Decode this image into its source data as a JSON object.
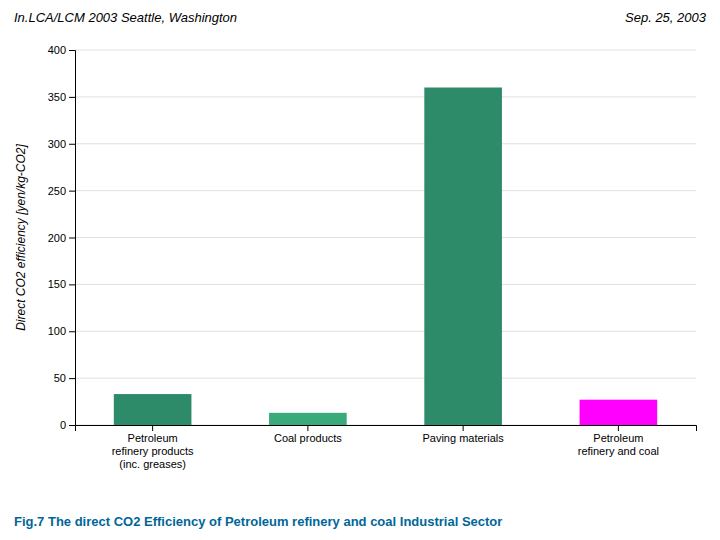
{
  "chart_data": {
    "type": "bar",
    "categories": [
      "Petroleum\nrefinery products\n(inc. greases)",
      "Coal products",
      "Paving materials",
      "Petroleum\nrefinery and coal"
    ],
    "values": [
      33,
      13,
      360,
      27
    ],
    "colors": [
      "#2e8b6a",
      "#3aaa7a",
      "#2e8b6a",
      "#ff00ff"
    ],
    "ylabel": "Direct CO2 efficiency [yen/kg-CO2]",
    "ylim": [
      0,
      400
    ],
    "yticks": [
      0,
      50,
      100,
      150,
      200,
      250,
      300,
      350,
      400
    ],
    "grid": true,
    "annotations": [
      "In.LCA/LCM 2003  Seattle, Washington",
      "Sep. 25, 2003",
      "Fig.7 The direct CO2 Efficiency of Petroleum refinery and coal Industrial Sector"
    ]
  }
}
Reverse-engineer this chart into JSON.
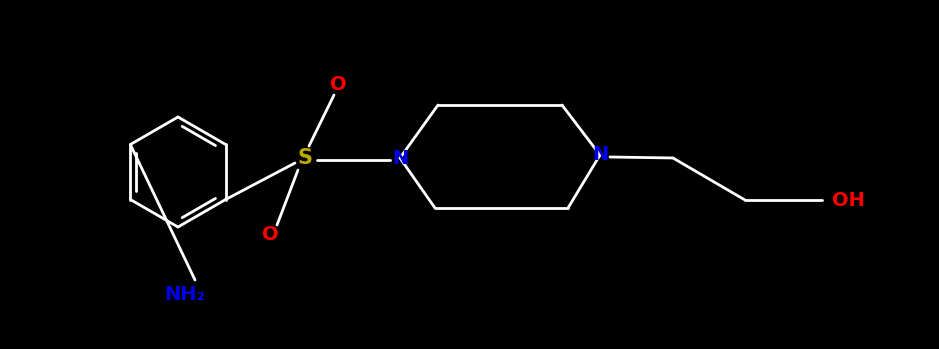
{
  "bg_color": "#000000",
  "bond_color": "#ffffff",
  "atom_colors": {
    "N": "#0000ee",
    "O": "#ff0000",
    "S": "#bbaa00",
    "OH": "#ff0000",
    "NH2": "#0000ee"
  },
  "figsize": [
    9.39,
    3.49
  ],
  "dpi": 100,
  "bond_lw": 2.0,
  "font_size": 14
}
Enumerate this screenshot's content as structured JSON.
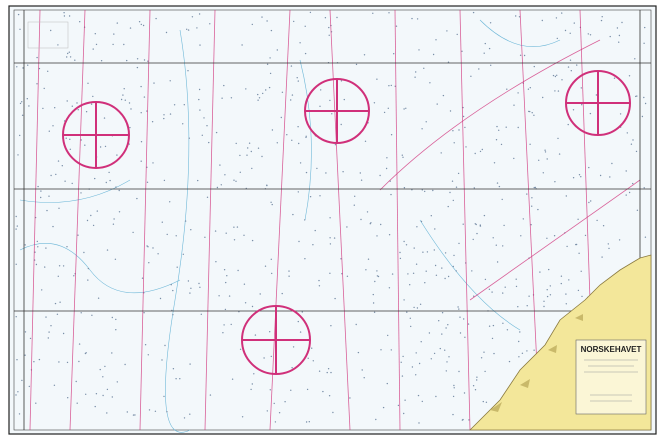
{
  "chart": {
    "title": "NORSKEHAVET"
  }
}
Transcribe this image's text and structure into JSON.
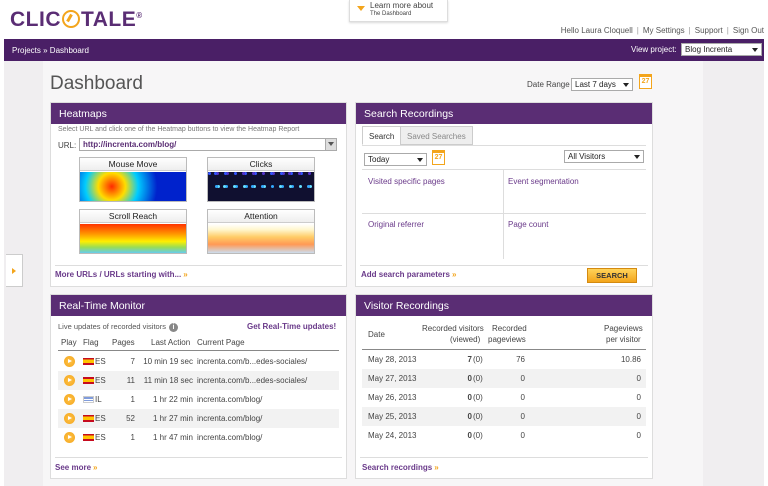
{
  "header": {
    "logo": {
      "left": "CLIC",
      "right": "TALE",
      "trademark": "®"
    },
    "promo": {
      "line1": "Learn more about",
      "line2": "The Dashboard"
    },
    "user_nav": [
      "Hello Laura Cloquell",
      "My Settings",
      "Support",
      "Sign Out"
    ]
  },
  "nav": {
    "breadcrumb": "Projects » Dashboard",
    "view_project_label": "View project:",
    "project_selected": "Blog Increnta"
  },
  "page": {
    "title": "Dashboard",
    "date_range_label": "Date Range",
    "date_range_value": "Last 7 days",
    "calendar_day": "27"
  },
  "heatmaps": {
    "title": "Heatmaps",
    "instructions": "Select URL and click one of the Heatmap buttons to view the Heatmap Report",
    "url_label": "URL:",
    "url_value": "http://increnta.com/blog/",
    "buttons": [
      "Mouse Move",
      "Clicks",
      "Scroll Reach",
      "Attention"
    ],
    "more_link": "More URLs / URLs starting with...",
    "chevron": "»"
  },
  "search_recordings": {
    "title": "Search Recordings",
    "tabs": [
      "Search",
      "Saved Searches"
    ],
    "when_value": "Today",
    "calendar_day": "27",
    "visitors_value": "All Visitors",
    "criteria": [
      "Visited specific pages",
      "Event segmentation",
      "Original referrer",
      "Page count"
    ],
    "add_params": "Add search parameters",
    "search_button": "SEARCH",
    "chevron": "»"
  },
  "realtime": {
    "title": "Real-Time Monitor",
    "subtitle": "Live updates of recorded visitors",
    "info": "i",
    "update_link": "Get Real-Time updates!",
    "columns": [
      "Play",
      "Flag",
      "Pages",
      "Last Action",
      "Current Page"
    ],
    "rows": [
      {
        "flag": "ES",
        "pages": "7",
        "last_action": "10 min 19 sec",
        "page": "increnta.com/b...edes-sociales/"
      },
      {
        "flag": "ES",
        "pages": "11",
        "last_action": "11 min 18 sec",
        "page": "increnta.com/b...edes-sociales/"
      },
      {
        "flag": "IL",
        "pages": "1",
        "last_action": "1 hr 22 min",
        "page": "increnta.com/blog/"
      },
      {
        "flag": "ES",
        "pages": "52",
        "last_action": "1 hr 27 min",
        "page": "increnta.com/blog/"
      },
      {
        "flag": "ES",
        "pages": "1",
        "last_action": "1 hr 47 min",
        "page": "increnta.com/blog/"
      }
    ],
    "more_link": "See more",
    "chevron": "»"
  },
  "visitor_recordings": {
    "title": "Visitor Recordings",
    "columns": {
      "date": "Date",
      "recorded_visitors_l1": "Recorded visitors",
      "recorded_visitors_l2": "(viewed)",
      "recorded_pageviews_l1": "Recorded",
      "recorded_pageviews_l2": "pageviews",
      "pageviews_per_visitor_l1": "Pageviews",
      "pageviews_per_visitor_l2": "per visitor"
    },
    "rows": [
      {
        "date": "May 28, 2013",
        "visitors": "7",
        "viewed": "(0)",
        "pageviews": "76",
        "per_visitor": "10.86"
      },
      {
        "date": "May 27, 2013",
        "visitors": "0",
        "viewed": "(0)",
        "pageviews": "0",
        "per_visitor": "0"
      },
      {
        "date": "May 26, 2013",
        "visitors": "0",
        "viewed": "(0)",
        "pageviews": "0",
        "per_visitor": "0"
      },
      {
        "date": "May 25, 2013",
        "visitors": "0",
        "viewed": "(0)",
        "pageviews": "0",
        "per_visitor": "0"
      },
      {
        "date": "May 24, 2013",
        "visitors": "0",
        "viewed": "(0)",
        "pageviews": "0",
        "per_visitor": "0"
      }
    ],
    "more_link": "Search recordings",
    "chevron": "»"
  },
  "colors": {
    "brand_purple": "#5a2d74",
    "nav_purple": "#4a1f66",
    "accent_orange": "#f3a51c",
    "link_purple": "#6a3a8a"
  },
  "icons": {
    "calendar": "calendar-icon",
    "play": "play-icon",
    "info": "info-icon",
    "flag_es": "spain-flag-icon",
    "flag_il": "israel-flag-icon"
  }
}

::::

> REQUIREMENT:
Without including the pictures, reproduce all entries exactly.

> EXERCISE SOLUTION:
Decode this image into its source data as a JSON object.
{
  "chart_data": {
    "type": "bar",
    "categories": [
      "Petroleum\nrefinery products\n(inc. greases)",
      "Coal products",
      "Paving materials",
      "Petroleum\nrefinery and coal"
    ],
    "values": [
      33,
      13,
      360,
      27
    ],
    "colors": [
      "#2e8b6a",
      "#3aaa7a",
      "#2e8b6a",
      "#ff00ff"
    ],
    "ylabel": "Direct CO2 efficiency [yen/kg-CO2]",
    "ylim": [
      0,
      400
    ],
    "yticks": [
      0,
      50,
      100,
      150,
      200,
      250,
      300,
      350,
      400
    ],
    "grid": true,
    "annotations": [
      "In.LCA/LCM 2003  Seattle, Washington",
      "Sep. 25, 2003",
      "Fig.7 The direct CO2 Efficiency of Petroleum refinery and coal Industrial Sector"
    ]
  }
}
Reverse-engineer this chart into JSON.
{
  "bg_color": "#000000",
  "bond_color": "#ffffff",
  "atom_colors": {
    "N": "#0000ee",
    "O": "#ff0000",
    "S": "#bbaa00",
    "OH": "#ff0000",
    "NH2": "#0000ee"
  },
  "figsize": [
    9.39,
    3.49
  ],
  "dpi": 100,
  "bond_lw": 2.0,
  "font_size": 14
}
Enumerate this screenshot's content as structured JSON.
{
  "chart": {
    "title": "NORSKEHAVET"
  }
}
Transcribe this image's text and structure into JSON.
{
  "header": {
    "logo": {
      "left": "CLIC",
      "right": "TALE",
      "trademark": "®"
    },
    "promo": {
      "line1": "Learn more about",
      "line2": "The Dashboard"
    },
    "user_nav": [
      "Hello Laura Cloquell",
      "My Settings",
      "Support",
      "Sign Out"
    ]
  },
  "nav": {
    "breadcrumb": "Projects » Dashboard",
    "view_project_label": "View project:",
    "project_selected": "Blog Increnta"
  },
  "page": {
    "title": "Dashboard",
    "date_range_label": "Date Range",
    "date_range_value": "Last 7 days",
    "calendar_day": "27"
  },
  "heatmaps": {
    "title": "Heatmaps",
    "instructions": "Select URL and click one of the Heatmap buttons to view the Heatmap Report",
    "url_label": "URL:",
    "url_value": "http://increnta.com/blog/",
    "buttons": [
      "Mouse Move",
      "Clicks",
      "Scroll Reach",
      "Attention"
    ],
    "more_link": "More URLs / URLs starting with...",
    "chevron": "»"
  },
  "search_recordings": {
    "title": "Search Recordings",
    "tabs": [
      "Search",
      "Saved Searches"
    ],
    "when_value": "Today",
    "calendar_day": "27",
    "visitors_value": "All Visitors",
    "criteria": [
      "Visited specific pages",
      "Event segmentation",
      "Original referrer",
      "Page count"
    ],
    "add_params": "Add search parameters",
    "search_button": "SEARCH",
    "chevron": "»"
  },
  "realtime": {
    "title": "Real-Time Monitor",
    "subtitle": "Live updates of recorded visitors",
    "info": "i",
    "update_link": "Get Real-Time updates!",
    "columns": [
      "Play",
      "Flag",
      "Pages",
      "Last Action",
      "Current Page"
    ],
    "rows": [
      {
        "flag": "ES",
        "pages": "7",
        "last_action": "10 min 19 sec",
        "page": "increnta.com/b...edes-sociales/"
      },
      {
        "flag": "ES",
        "pages": "11",
        "last_action": "11 min 18 sec",
        "page": "increnta.com/b...edes-sociales/"
      },
      {
        "flag": "IL",
        "pages": "1",
        "last_action": "1 hr 22 min",
        "page": "increnta.com/blog/"
      },
      {
        "flag": "ES",
        "pages": "52",
        "last_action": "1 hr 27 min",
        "page": "increnta.com/blog/"
      },
      {
        "flag": "ES",
        "pages": "1",
        "last_action": "1 hr 47 min",
        "page": "increnta.com/blog/"
      }
    ],
    "more_link": "See more",
    "chevron": "»"
  },
  "visitor_recordings": {
    "title": "Visitor Recordings",
    "columns": {
      "date": "Date",
      "recorded_visitors_l1": "Recorded visitors",
      "recorded_visitors_l2": "(viewed)",
      "recorded_pageviews_l1": "Recorded",
      "recorded_pageviews_l2": "pageviews",
      "pageviews_per_visitor_l1": "Pageviews",
      "pageviews_per_visitor_l2": "per visitor"
    },
    "rows": [
      {
        "date": "May 28, 2013",
        "visitors": "7",
        "viewed": "(0)",
        "pageviews": "76",
        "per_visitor": "10.86"
      },
      {
        "date": "May 27, 2013",
        "visitors": "0",
        "viewed": "(0)",
        "pageviews": "0",
        "per_visitor": "0"
      },
      {
        "date": "May 26, 2013",
        "visitors": "0",
        "viewed": "(0)",
        "pageviews": "0",
        "per_visitor": "0"
      },
      {
        "date": "May 25, 2013",
        "visitors": "0",
        "viewed": "(0)",
        "pageviews": "0",
        "per_visitor": "0"
      },
      {
        "date": "May 24, 2013",
        "visitors": "0",
        "viewed": "(0)",
        "pageviews": "0",
        "per_visitor": "0"
      }
    ],
    "more_link": "Search recordings",
    "chevron": "»"
  },
  "colors": {
    "brand_purple": "#5a2d74",
    "nav_purple": "#4a1f66",
    "accent_orange": "#f3a51c",
    "link_purple": "#6a3a8a"
  },
  "icons": {
    "calendar": "calendar-icon",
    "play": "play-icon",
    "info": "info-icon",
    "flag_es": "spain-flag-icon",
    "flag_il": "israel-flag-icon"
  }
}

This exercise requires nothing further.